Exercise instructions: Present the data once more in exactly its original form.

[Entries from a dataset]
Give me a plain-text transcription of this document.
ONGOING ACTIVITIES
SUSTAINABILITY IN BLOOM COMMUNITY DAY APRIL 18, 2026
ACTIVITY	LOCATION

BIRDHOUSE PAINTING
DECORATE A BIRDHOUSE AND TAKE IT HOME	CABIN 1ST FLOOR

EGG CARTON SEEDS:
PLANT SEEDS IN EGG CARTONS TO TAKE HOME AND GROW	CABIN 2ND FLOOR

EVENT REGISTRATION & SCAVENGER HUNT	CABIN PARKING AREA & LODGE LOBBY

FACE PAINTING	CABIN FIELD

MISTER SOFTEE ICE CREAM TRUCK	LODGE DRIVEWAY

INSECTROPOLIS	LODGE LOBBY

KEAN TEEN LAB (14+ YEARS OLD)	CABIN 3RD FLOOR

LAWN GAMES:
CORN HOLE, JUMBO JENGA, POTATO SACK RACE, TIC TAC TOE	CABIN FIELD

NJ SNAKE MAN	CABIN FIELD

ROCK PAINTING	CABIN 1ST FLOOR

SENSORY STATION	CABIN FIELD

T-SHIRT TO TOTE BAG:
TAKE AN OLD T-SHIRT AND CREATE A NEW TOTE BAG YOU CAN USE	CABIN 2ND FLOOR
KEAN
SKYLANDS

Final result:
Give me a plain-text transcription of this document.
ONGOING ACTIVITIES
SUSTAINABILITY IN BLOOM COMMUNITY DAY APRIL 18, 2026
ACTIVITY	LOCATION

BIRDHOUSE PAINTING
DECORATE A BIRDHOUSE AND TAKE IT HOME	CABIN 1ST FLOOR

EGG CARTON SEEDS:
PLANT SEEDS IN EGG CARTONS TO TAKE HOME AND GROW	CABIN 2ND FLOOR

EVENT REGISTRATION & SCAVENGER HUNT	CABIN PARKING AREA & LODGE LOBBY

FACE PAINTING	CABIN FIELD

MISTER SOFTEE ICE CREAM TRUCK	LODGE DRIVEWAY

INSECTROPOLIS	LODGE LOBBY

KEAN TEEN LAB (14+ YEARS OLD)	CABIN 3RD FLOOR

LAWN GAMES:
CORN HOLE, JUMBO JENGA, POTATO SACK RACE, TIC TAC TOE	CABIN FIELD

NJ SNAKE MAN	CABIN FIELD

ROCK PAINTING	CABIN 1ST FLOOR

SENSORY STATION	CABIN FIELD

T-SHIRT TO TOTE BAG:
TAKE AN OLD T-SHIRT AND CREATE A NEW TOTE BAG YOU CAN USE	CABIN 2ND FLOOR
KEAN
SKYLANDS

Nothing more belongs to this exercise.